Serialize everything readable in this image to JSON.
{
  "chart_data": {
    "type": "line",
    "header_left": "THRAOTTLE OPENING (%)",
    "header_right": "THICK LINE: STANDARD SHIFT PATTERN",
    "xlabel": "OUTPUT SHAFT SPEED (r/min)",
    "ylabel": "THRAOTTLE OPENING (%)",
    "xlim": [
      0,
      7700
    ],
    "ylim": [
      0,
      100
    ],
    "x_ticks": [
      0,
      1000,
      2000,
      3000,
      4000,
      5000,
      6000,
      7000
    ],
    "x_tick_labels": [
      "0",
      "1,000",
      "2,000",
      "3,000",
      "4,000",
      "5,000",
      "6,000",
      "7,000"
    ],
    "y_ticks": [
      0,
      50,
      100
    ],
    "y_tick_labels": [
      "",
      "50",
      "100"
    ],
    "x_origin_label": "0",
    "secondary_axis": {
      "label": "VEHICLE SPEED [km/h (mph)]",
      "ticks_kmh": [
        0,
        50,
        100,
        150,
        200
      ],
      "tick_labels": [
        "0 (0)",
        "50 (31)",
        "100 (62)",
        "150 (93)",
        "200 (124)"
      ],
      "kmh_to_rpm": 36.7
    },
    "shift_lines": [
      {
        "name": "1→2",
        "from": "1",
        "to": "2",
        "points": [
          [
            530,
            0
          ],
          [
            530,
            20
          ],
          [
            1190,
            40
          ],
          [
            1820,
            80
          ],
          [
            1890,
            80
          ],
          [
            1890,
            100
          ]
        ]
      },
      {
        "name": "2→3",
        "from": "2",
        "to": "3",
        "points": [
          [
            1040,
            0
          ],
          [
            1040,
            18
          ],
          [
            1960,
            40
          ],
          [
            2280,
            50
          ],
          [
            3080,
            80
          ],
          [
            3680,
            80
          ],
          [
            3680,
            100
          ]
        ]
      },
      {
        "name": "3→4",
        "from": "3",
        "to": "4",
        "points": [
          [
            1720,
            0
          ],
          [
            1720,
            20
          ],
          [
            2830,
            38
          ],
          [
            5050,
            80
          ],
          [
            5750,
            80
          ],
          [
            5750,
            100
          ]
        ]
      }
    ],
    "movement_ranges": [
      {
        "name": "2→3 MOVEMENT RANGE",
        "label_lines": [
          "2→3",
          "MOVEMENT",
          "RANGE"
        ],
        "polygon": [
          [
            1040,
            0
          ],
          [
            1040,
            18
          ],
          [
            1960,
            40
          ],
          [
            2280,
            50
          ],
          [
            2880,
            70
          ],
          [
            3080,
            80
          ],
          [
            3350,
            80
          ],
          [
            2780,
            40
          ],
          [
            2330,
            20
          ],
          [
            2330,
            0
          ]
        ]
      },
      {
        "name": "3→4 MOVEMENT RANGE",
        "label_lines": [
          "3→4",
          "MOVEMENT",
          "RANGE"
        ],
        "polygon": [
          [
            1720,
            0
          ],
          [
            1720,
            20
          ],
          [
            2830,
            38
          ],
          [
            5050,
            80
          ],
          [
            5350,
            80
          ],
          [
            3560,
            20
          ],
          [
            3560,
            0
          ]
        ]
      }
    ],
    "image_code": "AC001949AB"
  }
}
* * * * *
What to produce » Return each line of the data exactly as written above.

The solution »
Serialize everything readable in this image to JSON.
{
  "chart_data": {
    "type": "line",
    "header_left": "THRAOTTLE OPENING (%)",
    "header_right": "THICK LINE: STANDARD SHIFT PATTERN",
    "xlabel": "OUTPUT SHAFT SPEED (r/min)",
    "ylabel": "THRAOTTLE OPENING (%)",
    "xlim": [
      0,
      7700
    ],
    "ylim": [
      0,
      100
    ],
    "x_ticks": [
      0,
      1000,
      2000,
      3000,
      4000,
      5000,
      6000,
      7000
    ],
    "x_tick_labels": [
      "0",
      "1,000",
      "2,000",
      "3,000",
      "4,000",
      "5,000",
      "6,000",
      "7,000"
    ],
    "y_ticks": [
      0,
      50,
      100
    ],
    "y_tick_labels": [
      "",
      "50",
      "100"
    ],
    "x_origin_label": "0",
    "secondary_axis": {
      "label": "VEHICLE SPEED [km/h (mph)]",
      "ticks_kmh": [
        0,
        50,
        100,
        150,
        200
      ],
      "tick_labels": [
        "0 (0)",
        "50 (31)",
        "100 (62)",
        "150 (93)",
        "200 (124)"
      ],
      "kmh_to_rpm": 36.7
    },
    "shift_lines": [
      {
        "name": "1→2",
        "from": "1",
        "to": "2",
        "points": [
          [
            530,
            0
          ],
          [
            530,
            20
          ],
          [
            1190,
            40
          ],
          [
            1820,
            80
          ],
          [
            1890,
            80
          ],
          [
            1890,
            100
          ]
        ]
      },
      {
        "name": "2→3",
        "from": "2",
        "to": "3",
        "points": [
          [
            1040,
            0
          ],
          [
            1040,
            18
          ],
          [
            1960,
            40
          ],
          [
            2280,
            50
          ],
          [
            3080,
            80
          ],
          [
            3680,
            80
          ],
          [
            3680,
            100
          ]
        ]
      },
      {
        "name": "3→4",
        "from": "3",
        "to": "4",
        "points": [
          [
            1720,
            0
          ],
          [
            1720,
            20
          ],
          [
            2830,
            38
          ],
          [
            5050,
            80
          ],
          [
            5750,
            80
          ],
          [
            5750,
            100
          ]
        ]
      }
    ],
    "movement_ranges": [
      {
        "name": "2→3 MOVEMENT RANGE",
        "label_lines": [
          "2→3",
          "MOVEMENT",
          "RANGE"
        ],
        "polygon": [
          [
            1040,
            0
          ],
          [
            1040,
            18
          ],
          [
            1960,
            40
          ],
          [
            2280,
            50
          ],
          [
            2880,
            70
          ],
          [
            3080,
            80
          ],
          [
            3350,
            80
          ],
          [
            2780,
            40
          ],
          [
            2330,
            20
          ],
          [
            2330,
            0
          ]
        ]
      },
      {
        "name": "3→4 MOVEMENT RANGE",
        "label_lines": [
          "3→4",
          "MOVEMENT",
          "RANGE"
        ],
        "polygon": [
          [
            1720,
            0
          ],
          [
            1720,
            20
          ],
          [
            2830,
            38
          ],
          [
            5050,
            80
          ],
          [
            5350,
            80
          ],
          [
            3560,
            20
          ],
          [
            3560,
            0
          ]
        ]
      }
    ],
    "image_code": "AC001949AB"
  }
}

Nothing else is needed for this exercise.